**REQUIRED WORK:** Locate each line below that includes "Cash" and reproduce it.
• • • • • • •
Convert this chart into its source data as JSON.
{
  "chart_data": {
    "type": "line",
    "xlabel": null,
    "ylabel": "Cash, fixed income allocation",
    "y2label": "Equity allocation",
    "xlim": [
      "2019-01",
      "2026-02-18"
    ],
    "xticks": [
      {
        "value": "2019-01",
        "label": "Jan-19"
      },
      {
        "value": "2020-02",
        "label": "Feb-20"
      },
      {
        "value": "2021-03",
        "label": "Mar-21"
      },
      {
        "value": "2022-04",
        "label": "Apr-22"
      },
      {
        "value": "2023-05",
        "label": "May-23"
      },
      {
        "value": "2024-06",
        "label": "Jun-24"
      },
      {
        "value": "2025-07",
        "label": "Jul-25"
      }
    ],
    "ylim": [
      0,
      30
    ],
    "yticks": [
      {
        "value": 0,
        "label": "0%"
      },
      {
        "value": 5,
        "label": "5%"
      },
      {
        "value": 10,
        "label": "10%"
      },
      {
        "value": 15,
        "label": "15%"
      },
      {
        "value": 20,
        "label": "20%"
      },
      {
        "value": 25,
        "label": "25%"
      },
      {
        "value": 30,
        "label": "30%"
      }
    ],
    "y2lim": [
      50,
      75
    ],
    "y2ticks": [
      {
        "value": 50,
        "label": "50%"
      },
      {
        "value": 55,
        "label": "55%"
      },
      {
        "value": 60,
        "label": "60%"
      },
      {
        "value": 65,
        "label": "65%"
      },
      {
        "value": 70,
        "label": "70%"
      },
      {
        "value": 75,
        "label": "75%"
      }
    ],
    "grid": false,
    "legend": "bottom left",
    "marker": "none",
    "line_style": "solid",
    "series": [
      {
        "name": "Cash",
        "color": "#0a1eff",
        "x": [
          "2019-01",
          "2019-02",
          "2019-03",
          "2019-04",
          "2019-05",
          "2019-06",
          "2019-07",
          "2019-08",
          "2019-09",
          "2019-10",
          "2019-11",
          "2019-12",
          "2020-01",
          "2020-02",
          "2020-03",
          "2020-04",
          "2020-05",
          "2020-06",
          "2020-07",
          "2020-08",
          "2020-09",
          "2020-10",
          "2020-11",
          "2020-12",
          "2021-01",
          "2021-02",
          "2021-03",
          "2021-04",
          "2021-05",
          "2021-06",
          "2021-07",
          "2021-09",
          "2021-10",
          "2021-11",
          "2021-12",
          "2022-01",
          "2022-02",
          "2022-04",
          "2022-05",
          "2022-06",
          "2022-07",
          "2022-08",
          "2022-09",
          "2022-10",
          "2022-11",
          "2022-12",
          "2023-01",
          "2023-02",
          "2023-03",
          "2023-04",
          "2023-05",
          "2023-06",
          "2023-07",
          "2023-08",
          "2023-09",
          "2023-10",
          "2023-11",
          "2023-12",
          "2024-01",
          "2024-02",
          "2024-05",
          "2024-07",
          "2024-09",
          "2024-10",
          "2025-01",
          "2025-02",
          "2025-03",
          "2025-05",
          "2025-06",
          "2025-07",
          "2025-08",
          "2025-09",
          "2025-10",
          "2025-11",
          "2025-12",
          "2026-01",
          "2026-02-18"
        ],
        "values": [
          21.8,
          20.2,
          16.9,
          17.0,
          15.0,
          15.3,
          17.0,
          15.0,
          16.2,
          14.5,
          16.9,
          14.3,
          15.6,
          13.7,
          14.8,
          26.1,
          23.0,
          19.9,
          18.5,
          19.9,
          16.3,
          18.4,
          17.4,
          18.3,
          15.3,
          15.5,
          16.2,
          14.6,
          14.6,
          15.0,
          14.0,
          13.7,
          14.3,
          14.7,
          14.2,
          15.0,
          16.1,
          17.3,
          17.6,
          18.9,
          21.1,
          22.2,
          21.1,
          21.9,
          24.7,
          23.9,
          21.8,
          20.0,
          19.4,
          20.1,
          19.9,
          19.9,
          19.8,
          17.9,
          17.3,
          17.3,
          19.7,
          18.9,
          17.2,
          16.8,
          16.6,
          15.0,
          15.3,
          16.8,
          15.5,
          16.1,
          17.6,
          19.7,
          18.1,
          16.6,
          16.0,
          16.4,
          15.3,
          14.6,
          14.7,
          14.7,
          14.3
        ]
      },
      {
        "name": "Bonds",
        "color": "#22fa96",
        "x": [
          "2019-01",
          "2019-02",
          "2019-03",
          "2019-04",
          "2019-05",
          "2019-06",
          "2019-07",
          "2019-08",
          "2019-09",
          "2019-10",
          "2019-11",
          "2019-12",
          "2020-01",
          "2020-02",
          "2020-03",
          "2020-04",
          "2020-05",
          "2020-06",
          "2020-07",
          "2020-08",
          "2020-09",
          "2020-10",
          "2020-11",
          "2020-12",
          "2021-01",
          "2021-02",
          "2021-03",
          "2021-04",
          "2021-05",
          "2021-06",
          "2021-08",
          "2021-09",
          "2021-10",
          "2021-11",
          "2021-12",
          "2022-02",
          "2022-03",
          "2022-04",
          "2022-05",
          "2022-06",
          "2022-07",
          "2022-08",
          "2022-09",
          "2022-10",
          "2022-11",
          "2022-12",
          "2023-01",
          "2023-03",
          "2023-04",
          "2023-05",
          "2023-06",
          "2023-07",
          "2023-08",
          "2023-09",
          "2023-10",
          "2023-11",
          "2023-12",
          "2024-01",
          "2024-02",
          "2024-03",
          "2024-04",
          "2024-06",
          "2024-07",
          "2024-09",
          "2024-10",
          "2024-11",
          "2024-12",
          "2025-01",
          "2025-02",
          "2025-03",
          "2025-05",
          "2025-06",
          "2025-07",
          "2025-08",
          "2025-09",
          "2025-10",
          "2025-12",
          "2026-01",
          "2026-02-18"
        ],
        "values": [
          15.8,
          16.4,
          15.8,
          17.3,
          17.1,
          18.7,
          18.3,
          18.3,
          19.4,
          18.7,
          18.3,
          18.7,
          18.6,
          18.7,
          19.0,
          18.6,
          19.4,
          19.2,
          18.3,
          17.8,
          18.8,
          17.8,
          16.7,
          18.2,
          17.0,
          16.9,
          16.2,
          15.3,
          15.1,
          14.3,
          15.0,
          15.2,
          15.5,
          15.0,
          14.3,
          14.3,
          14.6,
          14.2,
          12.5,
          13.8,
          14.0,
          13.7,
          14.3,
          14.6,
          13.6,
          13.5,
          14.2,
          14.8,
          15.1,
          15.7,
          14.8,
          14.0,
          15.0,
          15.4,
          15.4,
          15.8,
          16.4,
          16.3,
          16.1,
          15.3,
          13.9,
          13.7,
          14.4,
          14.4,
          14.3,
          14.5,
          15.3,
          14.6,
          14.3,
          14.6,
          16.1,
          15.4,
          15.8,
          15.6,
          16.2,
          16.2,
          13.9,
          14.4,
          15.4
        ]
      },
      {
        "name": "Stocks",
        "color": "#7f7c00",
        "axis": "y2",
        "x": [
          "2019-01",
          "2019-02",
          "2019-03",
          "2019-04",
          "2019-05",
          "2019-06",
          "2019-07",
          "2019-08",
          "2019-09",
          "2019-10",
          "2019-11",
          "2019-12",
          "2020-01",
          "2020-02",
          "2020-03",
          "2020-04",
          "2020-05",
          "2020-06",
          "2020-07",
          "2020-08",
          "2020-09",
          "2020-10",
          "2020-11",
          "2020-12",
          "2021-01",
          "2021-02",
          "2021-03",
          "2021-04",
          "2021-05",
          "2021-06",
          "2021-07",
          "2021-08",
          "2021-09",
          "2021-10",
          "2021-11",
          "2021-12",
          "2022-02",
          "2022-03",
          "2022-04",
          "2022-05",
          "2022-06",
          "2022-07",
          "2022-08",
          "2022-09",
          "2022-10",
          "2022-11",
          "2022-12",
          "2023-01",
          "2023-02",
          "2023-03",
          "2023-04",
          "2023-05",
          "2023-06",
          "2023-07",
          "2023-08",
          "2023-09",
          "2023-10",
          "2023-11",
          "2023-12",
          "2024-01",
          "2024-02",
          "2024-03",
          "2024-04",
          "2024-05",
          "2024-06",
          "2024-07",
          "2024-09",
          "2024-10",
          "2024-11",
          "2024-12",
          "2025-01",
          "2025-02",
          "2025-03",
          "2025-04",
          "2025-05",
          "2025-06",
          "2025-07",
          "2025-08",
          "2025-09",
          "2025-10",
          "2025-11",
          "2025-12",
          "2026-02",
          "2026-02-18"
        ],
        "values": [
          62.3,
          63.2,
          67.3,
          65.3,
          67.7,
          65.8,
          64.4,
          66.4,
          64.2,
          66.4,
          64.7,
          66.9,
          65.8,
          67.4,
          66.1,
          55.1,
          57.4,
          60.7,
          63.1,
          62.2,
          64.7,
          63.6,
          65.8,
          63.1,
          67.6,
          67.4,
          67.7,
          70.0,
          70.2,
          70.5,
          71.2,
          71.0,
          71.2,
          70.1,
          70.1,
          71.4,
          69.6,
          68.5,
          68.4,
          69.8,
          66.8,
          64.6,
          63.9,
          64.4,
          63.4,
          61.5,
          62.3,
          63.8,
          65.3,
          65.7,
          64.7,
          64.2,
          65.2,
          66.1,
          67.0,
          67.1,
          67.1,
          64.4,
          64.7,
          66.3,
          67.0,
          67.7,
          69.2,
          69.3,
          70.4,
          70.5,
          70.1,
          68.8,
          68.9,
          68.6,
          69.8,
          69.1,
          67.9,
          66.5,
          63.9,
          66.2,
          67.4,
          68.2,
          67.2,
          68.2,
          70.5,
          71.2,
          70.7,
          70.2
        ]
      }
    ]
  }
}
• • • • • • •
**EXPECTED ANSWER:**
    "ylabel": "Cash, fixed income allocation",
        "name": "Cash",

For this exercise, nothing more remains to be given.